Look for the string "quarkus" in the lines and copy each line that has it.

_PROVIDED MATERIAL_

......

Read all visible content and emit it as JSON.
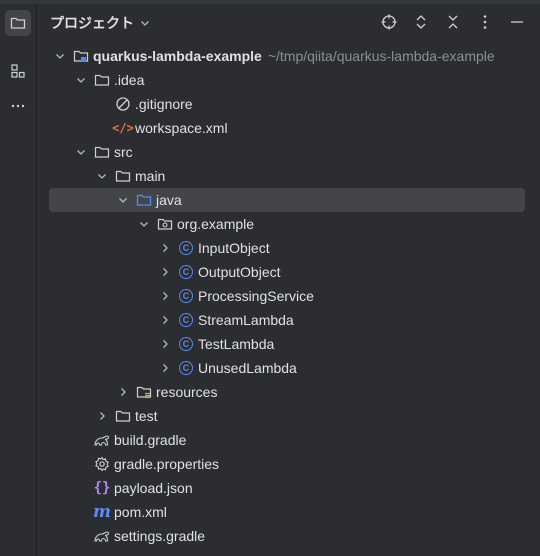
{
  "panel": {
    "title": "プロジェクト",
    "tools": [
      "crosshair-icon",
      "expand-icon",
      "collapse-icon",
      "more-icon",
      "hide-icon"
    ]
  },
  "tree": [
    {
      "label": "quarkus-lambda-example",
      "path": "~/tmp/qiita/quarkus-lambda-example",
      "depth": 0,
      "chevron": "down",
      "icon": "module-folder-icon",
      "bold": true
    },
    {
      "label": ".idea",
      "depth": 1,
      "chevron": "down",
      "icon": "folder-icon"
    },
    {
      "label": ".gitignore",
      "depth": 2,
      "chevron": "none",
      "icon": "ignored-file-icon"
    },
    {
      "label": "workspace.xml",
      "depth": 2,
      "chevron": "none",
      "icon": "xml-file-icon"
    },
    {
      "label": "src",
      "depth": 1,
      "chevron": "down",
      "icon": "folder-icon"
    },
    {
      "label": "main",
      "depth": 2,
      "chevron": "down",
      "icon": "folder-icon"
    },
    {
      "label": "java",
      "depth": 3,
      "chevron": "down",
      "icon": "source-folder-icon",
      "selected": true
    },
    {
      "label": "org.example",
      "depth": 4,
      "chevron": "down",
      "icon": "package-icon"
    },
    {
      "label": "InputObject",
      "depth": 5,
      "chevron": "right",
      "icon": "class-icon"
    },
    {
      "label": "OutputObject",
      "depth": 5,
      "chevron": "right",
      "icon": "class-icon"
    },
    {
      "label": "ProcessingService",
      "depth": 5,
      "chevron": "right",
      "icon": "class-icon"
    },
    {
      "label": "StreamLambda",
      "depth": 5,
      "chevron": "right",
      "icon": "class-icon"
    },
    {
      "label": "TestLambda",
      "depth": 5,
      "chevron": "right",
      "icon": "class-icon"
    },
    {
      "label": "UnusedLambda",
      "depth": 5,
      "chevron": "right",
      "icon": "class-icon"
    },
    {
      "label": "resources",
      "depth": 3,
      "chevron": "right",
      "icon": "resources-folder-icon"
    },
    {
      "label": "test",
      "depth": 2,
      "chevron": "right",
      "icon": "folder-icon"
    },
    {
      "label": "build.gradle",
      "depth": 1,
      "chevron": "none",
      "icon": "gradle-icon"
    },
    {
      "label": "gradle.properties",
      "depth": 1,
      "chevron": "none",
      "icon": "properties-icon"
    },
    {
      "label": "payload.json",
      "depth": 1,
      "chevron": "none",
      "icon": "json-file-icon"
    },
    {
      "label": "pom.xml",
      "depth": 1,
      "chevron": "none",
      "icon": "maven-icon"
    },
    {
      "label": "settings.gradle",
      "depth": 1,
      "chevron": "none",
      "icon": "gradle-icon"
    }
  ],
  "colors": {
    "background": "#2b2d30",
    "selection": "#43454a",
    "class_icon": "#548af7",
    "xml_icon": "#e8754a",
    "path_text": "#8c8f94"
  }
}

......

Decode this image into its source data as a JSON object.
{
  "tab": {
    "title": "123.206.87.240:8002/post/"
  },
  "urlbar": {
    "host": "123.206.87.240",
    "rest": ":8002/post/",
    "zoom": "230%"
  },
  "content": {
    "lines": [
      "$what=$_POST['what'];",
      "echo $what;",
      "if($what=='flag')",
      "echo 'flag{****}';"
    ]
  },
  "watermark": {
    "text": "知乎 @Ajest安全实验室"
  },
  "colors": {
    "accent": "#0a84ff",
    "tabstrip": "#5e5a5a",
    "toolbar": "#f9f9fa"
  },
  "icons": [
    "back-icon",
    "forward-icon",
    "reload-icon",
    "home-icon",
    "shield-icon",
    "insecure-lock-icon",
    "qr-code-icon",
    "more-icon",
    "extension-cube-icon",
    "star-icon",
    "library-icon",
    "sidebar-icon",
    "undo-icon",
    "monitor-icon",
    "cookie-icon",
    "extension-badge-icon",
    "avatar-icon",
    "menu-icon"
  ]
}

......

_TASK ANSWER_
      "label": "quarkus-lambda-example",
      "path": "~/tmp/qiita/quarkus-lambda-example",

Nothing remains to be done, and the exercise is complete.